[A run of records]
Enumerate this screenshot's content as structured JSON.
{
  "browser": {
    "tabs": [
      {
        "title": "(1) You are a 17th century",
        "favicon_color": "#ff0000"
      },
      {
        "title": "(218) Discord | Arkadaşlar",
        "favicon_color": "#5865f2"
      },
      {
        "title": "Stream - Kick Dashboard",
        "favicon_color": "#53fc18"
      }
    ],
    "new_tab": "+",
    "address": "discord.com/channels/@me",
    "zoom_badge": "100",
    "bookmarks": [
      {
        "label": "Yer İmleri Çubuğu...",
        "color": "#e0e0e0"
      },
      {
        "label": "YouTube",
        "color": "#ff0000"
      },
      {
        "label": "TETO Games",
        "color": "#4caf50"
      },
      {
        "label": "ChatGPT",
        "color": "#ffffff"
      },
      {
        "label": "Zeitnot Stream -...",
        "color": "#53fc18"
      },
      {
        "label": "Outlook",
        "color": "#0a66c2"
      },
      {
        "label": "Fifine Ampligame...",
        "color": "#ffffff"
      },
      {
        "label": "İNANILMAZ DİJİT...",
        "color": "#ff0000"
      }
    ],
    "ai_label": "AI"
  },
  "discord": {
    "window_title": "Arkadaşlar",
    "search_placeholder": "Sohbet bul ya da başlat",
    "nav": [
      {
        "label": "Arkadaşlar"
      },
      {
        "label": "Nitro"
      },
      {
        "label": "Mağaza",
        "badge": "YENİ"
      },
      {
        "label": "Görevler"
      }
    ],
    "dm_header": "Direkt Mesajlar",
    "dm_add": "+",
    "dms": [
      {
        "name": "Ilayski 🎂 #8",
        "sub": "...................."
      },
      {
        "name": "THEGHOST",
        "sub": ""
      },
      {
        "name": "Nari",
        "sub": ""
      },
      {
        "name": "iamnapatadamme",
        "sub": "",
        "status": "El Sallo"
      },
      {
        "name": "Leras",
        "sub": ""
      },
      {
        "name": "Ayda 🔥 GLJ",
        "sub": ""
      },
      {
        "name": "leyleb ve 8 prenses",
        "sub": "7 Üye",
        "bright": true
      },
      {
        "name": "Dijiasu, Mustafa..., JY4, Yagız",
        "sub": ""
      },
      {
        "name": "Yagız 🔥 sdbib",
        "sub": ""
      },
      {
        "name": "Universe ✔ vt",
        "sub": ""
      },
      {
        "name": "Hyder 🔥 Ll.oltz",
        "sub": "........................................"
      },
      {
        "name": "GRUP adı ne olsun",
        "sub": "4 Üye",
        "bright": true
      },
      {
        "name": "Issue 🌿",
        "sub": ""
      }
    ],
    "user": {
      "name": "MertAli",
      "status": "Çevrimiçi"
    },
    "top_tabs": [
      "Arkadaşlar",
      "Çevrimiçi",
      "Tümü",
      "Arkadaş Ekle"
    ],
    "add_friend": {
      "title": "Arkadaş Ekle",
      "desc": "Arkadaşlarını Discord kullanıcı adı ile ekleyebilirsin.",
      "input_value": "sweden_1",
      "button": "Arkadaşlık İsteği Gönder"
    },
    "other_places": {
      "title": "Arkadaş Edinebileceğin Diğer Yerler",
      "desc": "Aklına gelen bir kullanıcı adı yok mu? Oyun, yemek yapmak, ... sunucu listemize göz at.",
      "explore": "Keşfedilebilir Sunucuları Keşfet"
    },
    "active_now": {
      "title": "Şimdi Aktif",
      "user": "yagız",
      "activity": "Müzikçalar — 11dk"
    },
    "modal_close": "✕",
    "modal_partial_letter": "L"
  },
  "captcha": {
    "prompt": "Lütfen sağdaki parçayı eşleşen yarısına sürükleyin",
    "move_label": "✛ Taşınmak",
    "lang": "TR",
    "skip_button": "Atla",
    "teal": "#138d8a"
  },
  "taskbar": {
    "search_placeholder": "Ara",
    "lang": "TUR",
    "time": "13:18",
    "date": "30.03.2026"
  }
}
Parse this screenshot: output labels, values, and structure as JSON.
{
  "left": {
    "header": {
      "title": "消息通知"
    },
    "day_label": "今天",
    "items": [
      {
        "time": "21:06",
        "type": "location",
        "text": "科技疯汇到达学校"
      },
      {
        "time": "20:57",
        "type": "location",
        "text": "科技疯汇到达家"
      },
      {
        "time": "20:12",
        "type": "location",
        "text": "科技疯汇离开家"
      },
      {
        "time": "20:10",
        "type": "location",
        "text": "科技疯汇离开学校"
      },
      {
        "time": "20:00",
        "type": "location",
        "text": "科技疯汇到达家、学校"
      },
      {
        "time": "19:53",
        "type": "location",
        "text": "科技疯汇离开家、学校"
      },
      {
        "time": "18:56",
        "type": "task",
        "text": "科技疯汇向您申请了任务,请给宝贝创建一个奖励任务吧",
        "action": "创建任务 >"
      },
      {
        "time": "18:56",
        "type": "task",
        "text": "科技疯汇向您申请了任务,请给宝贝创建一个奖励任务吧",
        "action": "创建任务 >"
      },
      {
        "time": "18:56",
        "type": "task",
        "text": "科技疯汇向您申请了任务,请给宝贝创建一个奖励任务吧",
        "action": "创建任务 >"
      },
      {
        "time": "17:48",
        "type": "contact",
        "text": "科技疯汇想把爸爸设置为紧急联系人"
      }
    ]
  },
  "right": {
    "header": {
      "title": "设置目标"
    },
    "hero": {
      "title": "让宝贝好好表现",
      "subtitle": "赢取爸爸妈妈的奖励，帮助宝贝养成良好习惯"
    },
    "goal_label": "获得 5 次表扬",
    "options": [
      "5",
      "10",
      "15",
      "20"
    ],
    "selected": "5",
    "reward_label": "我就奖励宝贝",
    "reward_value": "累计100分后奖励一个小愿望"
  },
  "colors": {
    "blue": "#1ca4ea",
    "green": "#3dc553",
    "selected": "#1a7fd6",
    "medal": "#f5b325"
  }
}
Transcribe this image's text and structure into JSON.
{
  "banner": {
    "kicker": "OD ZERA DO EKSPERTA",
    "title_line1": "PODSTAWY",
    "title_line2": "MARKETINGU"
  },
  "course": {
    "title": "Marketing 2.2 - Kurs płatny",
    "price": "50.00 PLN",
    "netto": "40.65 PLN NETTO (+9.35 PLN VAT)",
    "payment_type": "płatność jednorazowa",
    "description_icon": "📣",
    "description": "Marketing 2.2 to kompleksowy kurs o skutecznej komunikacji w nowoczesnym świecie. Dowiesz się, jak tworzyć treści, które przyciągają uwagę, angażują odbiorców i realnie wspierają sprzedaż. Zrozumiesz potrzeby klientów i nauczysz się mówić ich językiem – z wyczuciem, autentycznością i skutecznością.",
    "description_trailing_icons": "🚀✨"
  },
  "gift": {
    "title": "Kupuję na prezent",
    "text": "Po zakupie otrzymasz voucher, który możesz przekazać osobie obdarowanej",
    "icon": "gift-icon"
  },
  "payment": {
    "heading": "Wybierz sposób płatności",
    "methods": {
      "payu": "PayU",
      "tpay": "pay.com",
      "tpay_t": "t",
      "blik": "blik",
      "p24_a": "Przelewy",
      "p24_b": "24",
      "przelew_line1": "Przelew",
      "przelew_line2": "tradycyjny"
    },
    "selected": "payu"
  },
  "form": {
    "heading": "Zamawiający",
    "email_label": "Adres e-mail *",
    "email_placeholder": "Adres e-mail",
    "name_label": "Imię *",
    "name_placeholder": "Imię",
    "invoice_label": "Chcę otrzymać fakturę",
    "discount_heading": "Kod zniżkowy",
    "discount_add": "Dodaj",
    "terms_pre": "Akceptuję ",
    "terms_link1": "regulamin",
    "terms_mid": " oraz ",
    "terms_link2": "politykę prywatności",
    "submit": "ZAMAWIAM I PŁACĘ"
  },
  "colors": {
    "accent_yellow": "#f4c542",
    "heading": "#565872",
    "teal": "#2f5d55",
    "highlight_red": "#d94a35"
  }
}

Stated problem: Go through the listing above and list every line that has the word "text".

Solution for this problem:
        "text": "科技疯汇到达学校"
        "text": "科技疯汇到达家"
        "text": "科技疯汇离开家"
        "text": "科技疯汇离开学校"
        "text": "科技疯汇到达家、学校"
        "text": "科技疯汇离开家、学校"
        "text": "科技疯汇向您申请了任务,请给宝贝创建一个奖励任务吧",
        "text": "科技疯汇向您申请了任务,请给宝贝创建一个奖励任务吧",
        "text": "科技疯汇向您申请了任务,请给宝贝创建一个奖励任务吧",
        "text": "科技疯汇想把爸爸设置为紧急联系人"
Transcribe this image's text and structure into JSON.
    "text": "Po zakupie otrzymasz voucher, który możesz przekazać osobie obdarowanej",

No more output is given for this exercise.